Nous nous connaissions à peine et déjà vous me disiez le lien, l’attachement des êtres. Entre eux, mais aussi à ce qui les dépassait. Comme le ciel dépasse l’oiseau qui y trace son invisible vol.

Le lien du sol, d’abord. Nous étions tous les enfants d’un paysage, d’une rêverie, d’une rivière qui faisait son chant sous le frémissement des aulnes. Et je pensais à Julien Gracq, à ses « Eaux étroites », à l’Evre, cette merveilleuse comptine veillant au destin d’un enfant qui deviendrait écrivain.

Le lien du sang, ensuite. Ce rhizome qui court avec son bouquet pourpre parmi les légendes des généalogies. Ce sublime faisceau pareil au trajet des nerfs, à leur étoilement blanc que la peau recouvre de sa taie de silence. Et je pensais à Victor Hugo, à Léopoldine, à la nature blanchissant à l’aube, à la tristesse parfois qui fait du poète un marcheur égaré.

▶ DONNÉES FOURNIES:
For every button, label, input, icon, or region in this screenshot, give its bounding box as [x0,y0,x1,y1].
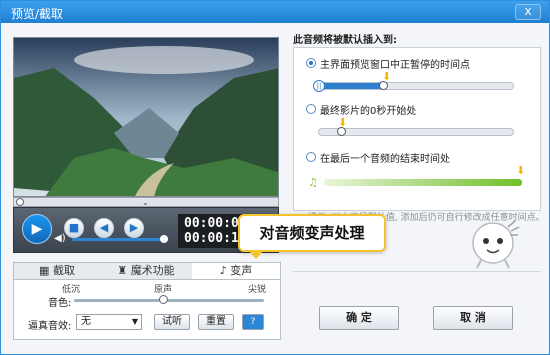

▶ TRAVAIL À FAIRE:
A) Répondez à ces questions sur le texte sur les liens :
(i) Quel écrivain est évoqué à propos du lien du sol ?
(ii) Sous le frémissement de quels arbres la rivière fait-elle son chant ?
(iii) Quel prénom est cité juste après le nom de Victor Hugo ?
B) Poursuivez le texte sur les liens après sa dernière phrase, s'il vous plaît.
Les lignes n'ont aucun rapport avec le texte sur les liens.

▶ RÉPONSES DANS L'ORDRE:
A)
(i) Julien Gracq
(ii) Les aulnes
(iii) Léopoldine

B)
Le lien de la chair, pour finir, cet étrange nœud qui nous contraint et nous réduit à néant pour peu qu’il desserre son étreinte. Alors nous battons la campagne les yeux au frimas, l’âme en perdition. Car plus rien ne parle que le froid et la bise hivernale. Et je pensais à mes lectures adolescentes, à « Lady Chatterley », à ses baisers brûlants comme le feu. Mais je ne suis qu’un pauvre garde-chasse aux doigts gourds, à l’esprit entaillé par le doute et vous fuyez à l’horizon de ma pensée à mesure que, de vous, je trace l’esquisse au fusain. Pourquoi faut-il donc vieillir et laisser son manteau au vestiaire ?

Nous nous connaissions à peine et déjà vous me disiez le lien, l’attachement des êtres.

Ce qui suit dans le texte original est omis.